__STATED EXERCISE__
Print the lines between the one holding "- status-bar: 11:13 5G 74: [0, 0, 480, 64]" and the one holding "- signal-icon: [340, 24, 362, 40]", inclusive, reproducing them exactly.
— Begin EXERCISE INPUT —
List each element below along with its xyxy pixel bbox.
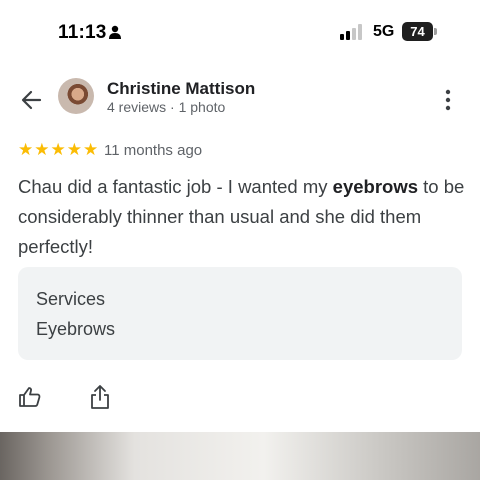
- status-bar: 11:13 5G 74: [0, 0, 480, 64]
- review-text-highlight: eyebrows: [332, 176, 419, 197]
- star-icon: ★: [50, 140, 66, 159]
- review-text: Chau did a fantastic job - I wanted my e…: [18, 172, 468, 262]
- more-vert-icon[interactable]: [438, 88, 458, 112]
- services-title: Services: [36, 289, 106, 309]
- review-text-part: Chau did a fantastic job - I wanted my: [18, 176, 333, 197]
- back-arrow-icon[interactable]: [18, 86, 46, 114]
- battery-indicator: 74: [402, 22, 433, 41]
- avatar[interactable]: [58, 78, 94, 114]
- star-icon: ★: [83, 140, 99, 159]
- star-icon: ★: [34, 140, 50, 159]
- star-icon: ★: [18, 140, 34, 159]
- star-rating: ★ ★ ★ ★ ★: [18, 139, 99, 161]
- reviewer-name[interactable]: Christine Mattison: [107, 79, 255, 99]
- status-time: 11:13: [58, 22, 107, 43]
- battery-tip: [434, 28, 437, 35]
- reviewer-meta: 4 reviews · 1 photo: [107, 99, 226, 115]
- review-photo[interactable]: [0, 432, 480, 480]
- battery-level: 74: [410, 24, 425, 39]
- services-card: Services Eyebrows: [18, 267, 462, 360]
- person-icon: [109, 25, 121, 39]
- star-icon: ★: [66, 140, 82, 159]
- share-icon[interactable]: [89, 384, 111, 410]
- network-type: 5G: [373, 23, 395, 40]
- services-value: Eyebrows: [36, 319, 116, 339]
- thumb-up-icon[interactable]: [18, 385, 42, 409]
- signal-icon: [340, 24, 362, 40]
- review-date: 11 months ago: [104, 142, 203, 159]
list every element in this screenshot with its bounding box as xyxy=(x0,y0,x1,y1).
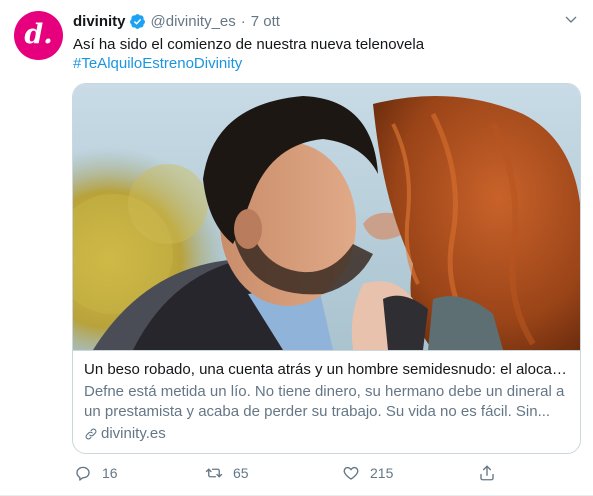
like-count: 215 xyxy=(370,465,394,481)
tweet-text: Así ha sido el comienzo de nuestra nueva… xyxy=(73,35,578,73)
retweet-button[interactable]: 65 xyxy=(205,462,249,484)
card-domain-label: divinity.es xyxy=(101,425,166,442)
card-body: Un beso robado, una cuenta atrás y un ho… xyxy=(84,360,571,444)
kiss-scene-photo xyxy=(73,84,580,350)
heart-icon xyxy=(343,466,359,480)
like-button[interactable]: 215 xyxy=(342,462,393,484)
link-card[interactable]: Un beso robado, una cuenta atrás y un ho… xyxy=(72,83,581,454)
tweet-text-line: Así ha sido el comienzo de nuestra nueva… xyxy=(73,36,425,53)
display-name[interactable]: divinity xyxy=(73,13,126,30)
card-domain: divinity.es xyxy=(84,424,571,444)
tweet[interactable]: d. divinity @divinity_es · 7 ott Así ha … xyxy=(0,0,593,496)
retweet-count: 65 xyxy=(233,465,249,481)
card-title: Un beso robado, una cuenta atrás y un ho… xyxy=(84,361,571,378)
share-icon xyxy=(480,465,494,481)
timestamp[interactable]: 7 ott xyxy=(251,13,280,30)
hashtag-link[interactable]: #TeAlquiloEstrenoDivinity xyxy=(73,54,578,73)
separator-dot: · xyxy=(240,12,246,30)
avatar-logo-text: d. xyxy=(24,18,53,50)
avatar[interactable]: d. xyxy=(14,11,63,60)
card-image[interactable] xyxy=(73,84,580,351)
card-description-line: Defne está metida un lío. No tiene diner… xyxy=(84,383,565,400)
reply-button[interactable]: 16 xyxy=(74,462,118,484)
verified-badge-icon xyxy=(129,13,145,29)
chevron-down-icon[interactable] xyxy=(563,12,579,28)
reply-count: 16 xyxy=(102,465,118,481)
card-description: Defne está metida un lío. No tiene diner… xyxy=(84,382,571,422)
card-description-line: un prestamista y acaba de perder su trab… xyxy=(84,403,551,420)
user-handle[interactable]: @divinity_es xyxy=(151,13,236,30)
tweet-actions: 16 65 215 xyxy=(74,462,504,484)
retweet-icon xyxy=(205,468,223,478)
reply-icon xyxy=(76,466,90,481)
link-icon xyxy=(85,428,97,440)
tweet-header: divinity @divinity_es · 7 ott xyxy=(73,11,280,31)
share-button[interactable] xyxy=(478,462,506,484)
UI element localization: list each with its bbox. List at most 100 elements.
— End EXERCISE INPUT —
__EXPECTED ANSWER__
- status-bar: 11:13 5G 74: [0, 0, 480, 64]
- review-text-highlight: eyebrows: [332, 176, 419, 197]
- star-icon: ★: [50, 140, 66, 159]
- review-text: Chau did a fantastic job - I wanted my e…: [18, 172, 468, 262]
- more-vert-icon[interactable]: [438, 88, 458, 112]
- services-title: Services: [36, 289, 106, 309]
- review-text-part: Chau did a fantastic job - I wanted my: [18, 176, 333, 197]
- back-arrow-icon[interactable]: [18, 86, 46, 114]
- battery-indicator: 74: [402, 22, 433, 41]
- avatar[interactable]: [58, 78, 94, 114]
- star-icon: ★: [83, 140, 99, 159]
- star-icon: ★: [34, 140, 50, 159]
- star-icon: ★: [18, 140, 34, 159]
- star-rating: ★ ★ ★ ★ ★: [18, 139, 99, 161]
- reviewer-name[interactable]: Christine Mattison: [107, 79, 255, 99]
- status-time: 11:13: [58, 22, 107, 43]
- battery-tip: [434, 28, 437, 35]
- reviewer-meta: 4 reviews · 1 photo: [107, 99, 226, 115]
- review-photo[interactable]: [0, 432, 480, 480]
- battery-level: 74: [410, 24, 425, 39]
- services-card: Services Eyebrows: [18, 267, 462, 360]
- person-icon: [109, 25, 121, 39]
- star-icon: ★: [66, 140, 82, 159]
- share-icon[interactable]: [89, 384, 111, 410]
- network-type: 5G: [373, 23, 395, 40]
- services-value: Eyebrows: [36, 319, 116, 339]
- thumb-up-icon[interactable]: [18, 385, 42, 409]
- signal-icon: [340, 24, 362, 40]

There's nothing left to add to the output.